TASK INPUTS —
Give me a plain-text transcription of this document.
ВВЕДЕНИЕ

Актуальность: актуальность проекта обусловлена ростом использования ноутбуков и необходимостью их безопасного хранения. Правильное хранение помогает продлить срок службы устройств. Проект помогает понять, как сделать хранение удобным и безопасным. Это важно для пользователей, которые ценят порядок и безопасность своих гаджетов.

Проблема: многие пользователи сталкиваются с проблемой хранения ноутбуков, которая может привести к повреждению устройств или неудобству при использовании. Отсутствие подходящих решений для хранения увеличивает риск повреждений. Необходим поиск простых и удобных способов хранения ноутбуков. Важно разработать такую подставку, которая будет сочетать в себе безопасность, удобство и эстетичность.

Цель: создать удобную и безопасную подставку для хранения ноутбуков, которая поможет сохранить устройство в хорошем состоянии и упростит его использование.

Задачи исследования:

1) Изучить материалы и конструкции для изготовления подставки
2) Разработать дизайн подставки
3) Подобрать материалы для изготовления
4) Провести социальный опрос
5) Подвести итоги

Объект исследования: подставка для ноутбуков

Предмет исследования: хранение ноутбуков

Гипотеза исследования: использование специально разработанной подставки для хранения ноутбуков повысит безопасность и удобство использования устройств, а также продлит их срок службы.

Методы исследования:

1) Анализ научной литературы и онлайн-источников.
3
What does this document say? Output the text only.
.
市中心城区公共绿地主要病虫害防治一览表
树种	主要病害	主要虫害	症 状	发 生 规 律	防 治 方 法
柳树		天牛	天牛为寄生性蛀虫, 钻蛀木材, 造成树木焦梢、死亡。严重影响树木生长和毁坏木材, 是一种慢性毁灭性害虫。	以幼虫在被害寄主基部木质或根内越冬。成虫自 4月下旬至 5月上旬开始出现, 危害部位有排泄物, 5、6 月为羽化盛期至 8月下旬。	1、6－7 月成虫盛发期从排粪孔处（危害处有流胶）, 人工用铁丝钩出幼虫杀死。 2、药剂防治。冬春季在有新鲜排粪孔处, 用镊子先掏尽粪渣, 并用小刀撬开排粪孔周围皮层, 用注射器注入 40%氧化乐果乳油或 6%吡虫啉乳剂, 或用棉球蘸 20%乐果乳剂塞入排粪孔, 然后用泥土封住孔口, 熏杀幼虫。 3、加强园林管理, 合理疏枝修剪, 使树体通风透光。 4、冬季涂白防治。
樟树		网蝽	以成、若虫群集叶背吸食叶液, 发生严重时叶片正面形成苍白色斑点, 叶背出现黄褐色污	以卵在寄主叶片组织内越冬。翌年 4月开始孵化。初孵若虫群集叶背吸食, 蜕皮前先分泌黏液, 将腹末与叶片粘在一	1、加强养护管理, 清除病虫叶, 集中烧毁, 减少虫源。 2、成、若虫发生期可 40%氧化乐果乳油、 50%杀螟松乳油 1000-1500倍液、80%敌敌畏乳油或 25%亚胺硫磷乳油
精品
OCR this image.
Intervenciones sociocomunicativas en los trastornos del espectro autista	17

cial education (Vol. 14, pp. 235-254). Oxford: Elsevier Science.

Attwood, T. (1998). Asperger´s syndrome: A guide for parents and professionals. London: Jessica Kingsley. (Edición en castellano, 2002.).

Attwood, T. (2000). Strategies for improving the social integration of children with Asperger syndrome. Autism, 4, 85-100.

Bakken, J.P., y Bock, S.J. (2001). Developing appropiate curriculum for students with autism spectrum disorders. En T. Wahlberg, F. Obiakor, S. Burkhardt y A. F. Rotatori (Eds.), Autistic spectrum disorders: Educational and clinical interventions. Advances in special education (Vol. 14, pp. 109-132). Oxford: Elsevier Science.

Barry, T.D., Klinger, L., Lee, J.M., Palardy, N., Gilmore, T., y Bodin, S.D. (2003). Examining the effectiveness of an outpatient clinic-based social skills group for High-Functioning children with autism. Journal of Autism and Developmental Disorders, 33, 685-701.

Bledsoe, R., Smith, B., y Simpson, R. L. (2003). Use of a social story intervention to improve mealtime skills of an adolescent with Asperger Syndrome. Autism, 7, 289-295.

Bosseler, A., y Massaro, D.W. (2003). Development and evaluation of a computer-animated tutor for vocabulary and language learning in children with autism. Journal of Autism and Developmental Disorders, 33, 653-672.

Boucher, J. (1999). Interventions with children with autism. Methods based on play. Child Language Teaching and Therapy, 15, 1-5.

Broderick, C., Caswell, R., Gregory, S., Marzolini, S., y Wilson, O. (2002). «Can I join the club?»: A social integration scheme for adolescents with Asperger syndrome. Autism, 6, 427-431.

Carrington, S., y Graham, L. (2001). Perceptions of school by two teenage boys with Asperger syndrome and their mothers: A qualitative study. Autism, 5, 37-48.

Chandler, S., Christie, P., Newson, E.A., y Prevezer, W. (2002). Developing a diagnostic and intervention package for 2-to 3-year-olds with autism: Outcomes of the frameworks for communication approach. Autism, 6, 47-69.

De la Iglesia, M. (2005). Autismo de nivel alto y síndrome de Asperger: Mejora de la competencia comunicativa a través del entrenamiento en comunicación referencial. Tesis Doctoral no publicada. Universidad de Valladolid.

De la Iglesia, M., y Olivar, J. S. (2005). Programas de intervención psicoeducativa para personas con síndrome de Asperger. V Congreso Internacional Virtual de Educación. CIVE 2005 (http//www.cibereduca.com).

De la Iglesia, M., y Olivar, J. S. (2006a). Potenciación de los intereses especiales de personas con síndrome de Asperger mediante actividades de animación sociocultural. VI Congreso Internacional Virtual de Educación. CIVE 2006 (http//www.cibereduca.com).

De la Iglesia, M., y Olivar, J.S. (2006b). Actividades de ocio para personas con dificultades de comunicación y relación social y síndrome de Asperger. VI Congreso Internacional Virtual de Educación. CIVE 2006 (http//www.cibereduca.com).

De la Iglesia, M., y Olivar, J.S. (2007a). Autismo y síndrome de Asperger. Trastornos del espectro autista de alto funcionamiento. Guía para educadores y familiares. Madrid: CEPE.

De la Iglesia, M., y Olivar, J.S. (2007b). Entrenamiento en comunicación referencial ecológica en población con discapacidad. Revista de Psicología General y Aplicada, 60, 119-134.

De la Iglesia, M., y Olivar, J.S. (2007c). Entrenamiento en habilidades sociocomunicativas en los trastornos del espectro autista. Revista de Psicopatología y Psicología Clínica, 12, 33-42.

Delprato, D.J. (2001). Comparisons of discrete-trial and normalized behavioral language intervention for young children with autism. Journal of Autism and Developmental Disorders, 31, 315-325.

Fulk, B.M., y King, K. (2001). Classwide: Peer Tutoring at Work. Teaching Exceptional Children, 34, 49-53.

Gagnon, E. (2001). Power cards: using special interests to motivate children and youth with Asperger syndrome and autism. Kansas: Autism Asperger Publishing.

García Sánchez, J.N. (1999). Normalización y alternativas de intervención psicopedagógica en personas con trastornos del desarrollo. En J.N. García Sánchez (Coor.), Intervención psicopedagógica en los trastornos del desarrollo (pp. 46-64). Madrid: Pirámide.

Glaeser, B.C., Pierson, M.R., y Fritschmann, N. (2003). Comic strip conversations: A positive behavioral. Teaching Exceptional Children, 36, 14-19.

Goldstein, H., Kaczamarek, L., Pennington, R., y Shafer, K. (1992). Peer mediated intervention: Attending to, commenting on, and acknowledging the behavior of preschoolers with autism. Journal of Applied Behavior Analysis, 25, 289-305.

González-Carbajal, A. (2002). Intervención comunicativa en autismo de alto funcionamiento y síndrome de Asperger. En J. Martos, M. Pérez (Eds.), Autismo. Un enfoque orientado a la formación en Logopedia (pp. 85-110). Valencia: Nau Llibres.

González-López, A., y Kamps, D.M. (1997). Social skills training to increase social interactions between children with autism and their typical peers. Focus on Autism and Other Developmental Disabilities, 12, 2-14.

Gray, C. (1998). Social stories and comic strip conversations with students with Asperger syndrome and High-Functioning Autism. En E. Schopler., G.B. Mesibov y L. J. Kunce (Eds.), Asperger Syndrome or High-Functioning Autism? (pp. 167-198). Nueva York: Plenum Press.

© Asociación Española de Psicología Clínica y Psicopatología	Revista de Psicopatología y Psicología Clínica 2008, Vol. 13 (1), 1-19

REQUEST — From the data, list each line in which the string "Functioning" appears.

SOLUTION —
Barry, T.D., Klinger, L., Lee, J.M., Palardy, N., Gilmore, T., y Bodin, S.D. (2003). Examining the effectiveness of an outpatient clinic-based social skills group for High-Functioning children with autism. Journal of Autism and Developmental Disorders, 33, 685-701.
Gray, C. (1998). Social stories and comic strip conversations with students with Asperger syndrome and High-Functioning Autism. En E. Schopler., G.B. Mesibov y L. J. Kunce (Eds.), Asperger Syndrome or High-Functioning Autism? (pp. 167-198). Nueva York: Plenum Press.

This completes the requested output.